## Written task
Extract the lines that hold the string "right".

## Exercise data
[Begin]
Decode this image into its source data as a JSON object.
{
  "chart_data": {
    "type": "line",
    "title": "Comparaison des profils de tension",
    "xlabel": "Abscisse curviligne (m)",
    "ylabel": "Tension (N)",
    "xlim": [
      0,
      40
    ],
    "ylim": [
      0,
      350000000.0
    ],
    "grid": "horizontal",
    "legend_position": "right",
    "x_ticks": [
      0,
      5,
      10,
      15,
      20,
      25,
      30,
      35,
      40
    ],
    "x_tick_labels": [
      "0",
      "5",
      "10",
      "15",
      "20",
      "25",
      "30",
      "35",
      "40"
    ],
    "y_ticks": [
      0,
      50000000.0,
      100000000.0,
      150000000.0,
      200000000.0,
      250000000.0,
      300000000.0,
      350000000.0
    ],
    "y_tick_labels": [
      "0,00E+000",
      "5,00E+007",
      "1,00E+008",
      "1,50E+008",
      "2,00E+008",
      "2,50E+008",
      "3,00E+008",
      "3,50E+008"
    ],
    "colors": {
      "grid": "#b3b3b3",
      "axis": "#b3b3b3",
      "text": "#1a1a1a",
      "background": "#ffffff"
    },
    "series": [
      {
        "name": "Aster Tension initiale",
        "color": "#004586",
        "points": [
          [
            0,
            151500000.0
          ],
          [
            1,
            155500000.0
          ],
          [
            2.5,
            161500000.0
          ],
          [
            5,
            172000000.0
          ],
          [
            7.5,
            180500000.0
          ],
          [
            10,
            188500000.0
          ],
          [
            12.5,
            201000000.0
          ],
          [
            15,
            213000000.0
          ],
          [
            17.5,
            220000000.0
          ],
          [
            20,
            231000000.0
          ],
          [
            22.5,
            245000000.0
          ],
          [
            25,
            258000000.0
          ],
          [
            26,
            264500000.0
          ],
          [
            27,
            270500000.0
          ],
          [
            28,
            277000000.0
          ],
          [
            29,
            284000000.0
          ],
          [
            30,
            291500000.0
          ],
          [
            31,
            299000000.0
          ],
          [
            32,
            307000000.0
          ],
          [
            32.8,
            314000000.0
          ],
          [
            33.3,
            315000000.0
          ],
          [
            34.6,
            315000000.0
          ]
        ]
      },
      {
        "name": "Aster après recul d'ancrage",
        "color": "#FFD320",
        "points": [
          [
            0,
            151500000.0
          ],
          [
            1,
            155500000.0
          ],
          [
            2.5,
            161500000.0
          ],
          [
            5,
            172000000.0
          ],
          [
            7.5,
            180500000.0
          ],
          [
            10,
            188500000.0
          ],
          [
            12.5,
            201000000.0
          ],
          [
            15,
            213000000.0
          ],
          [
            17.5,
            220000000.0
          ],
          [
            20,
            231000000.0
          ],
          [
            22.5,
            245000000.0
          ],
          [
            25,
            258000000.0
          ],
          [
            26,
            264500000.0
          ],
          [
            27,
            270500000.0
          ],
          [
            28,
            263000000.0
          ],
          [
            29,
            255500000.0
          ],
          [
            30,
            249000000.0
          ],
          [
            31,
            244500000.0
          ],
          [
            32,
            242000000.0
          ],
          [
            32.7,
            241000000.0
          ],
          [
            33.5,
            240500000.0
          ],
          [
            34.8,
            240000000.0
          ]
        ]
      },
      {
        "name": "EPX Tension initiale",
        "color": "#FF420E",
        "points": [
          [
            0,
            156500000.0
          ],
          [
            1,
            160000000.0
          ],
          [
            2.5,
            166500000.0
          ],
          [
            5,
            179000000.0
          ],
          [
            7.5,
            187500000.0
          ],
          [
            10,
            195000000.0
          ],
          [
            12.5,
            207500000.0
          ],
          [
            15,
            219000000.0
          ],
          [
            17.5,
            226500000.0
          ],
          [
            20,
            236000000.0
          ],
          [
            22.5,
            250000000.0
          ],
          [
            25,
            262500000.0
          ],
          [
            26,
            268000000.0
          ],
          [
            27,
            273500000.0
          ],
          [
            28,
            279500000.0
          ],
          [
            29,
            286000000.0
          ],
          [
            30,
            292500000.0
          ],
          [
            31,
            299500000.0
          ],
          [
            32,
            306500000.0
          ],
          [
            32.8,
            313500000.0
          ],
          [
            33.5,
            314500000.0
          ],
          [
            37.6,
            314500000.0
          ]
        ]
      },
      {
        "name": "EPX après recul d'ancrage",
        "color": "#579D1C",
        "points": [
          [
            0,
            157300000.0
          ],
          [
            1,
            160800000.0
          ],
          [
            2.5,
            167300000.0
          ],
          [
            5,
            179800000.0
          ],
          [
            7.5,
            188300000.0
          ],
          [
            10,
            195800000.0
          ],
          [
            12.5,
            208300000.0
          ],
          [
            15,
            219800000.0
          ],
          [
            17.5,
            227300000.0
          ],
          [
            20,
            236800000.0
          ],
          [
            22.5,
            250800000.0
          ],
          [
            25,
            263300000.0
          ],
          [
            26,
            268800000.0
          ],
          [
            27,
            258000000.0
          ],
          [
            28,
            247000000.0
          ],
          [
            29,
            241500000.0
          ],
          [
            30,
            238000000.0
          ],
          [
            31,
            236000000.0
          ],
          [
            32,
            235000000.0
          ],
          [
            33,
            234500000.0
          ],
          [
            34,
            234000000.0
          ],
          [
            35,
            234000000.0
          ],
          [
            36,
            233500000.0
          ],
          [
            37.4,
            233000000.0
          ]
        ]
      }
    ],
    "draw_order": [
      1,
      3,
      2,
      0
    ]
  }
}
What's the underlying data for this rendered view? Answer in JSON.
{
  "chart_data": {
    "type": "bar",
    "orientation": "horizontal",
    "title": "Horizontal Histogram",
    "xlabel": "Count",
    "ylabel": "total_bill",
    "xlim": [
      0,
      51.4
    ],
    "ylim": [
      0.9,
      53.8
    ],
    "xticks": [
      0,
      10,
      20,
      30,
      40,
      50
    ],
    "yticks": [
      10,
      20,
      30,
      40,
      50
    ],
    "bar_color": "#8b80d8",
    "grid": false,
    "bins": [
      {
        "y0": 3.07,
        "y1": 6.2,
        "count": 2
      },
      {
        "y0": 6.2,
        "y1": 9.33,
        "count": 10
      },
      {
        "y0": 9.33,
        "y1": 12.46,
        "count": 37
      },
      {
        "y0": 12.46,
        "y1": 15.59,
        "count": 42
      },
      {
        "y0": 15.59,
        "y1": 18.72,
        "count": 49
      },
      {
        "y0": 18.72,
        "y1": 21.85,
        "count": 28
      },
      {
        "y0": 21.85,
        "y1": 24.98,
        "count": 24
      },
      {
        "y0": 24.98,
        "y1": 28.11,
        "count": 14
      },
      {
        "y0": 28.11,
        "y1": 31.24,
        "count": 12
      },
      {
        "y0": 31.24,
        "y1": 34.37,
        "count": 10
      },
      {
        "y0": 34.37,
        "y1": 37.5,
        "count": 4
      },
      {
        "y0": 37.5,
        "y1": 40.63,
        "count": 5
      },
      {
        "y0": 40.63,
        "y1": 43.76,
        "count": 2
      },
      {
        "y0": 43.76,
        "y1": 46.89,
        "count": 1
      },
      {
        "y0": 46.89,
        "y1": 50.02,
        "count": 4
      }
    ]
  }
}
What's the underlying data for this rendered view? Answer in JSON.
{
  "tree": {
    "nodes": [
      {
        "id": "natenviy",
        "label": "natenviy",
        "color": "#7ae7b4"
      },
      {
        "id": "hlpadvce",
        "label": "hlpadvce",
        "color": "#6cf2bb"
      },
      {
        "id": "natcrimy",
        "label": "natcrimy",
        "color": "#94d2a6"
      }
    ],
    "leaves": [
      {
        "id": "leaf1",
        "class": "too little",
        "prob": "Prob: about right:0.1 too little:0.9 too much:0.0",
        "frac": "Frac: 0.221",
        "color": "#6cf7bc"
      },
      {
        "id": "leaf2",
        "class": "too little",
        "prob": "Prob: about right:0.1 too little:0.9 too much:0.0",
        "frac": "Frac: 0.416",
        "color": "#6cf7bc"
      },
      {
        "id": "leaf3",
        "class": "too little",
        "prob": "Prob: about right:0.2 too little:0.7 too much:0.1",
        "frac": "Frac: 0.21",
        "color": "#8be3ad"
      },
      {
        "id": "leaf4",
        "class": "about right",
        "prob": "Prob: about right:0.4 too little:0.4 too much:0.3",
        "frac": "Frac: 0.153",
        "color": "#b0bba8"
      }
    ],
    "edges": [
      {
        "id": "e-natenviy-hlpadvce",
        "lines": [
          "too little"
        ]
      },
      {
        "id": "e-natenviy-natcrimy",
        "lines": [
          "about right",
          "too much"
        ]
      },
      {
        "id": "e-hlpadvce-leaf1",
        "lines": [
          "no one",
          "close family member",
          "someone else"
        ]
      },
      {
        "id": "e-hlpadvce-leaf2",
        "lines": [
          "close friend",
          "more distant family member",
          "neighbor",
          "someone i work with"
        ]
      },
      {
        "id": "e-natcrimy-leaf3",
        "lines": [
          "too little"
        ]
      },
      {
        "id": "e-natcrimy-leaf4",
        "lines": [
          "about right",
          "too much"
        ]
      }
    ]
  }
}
[End]
## Task output
    "legend_position": "right",
        "prob": "Prob: about right:0.1 too little:0.9 too much:0.0",
        "prob": "Prob: about right:0.1 too little:0.9 too much:0.0",
        "prob": "Prob: about right:0.2 too little:0.7 too much:0.1",
        "class": "about right",
        "prob": "Prob: about right:0.4 too little:0.4 too much:0.3",
          "about right",
          "about right",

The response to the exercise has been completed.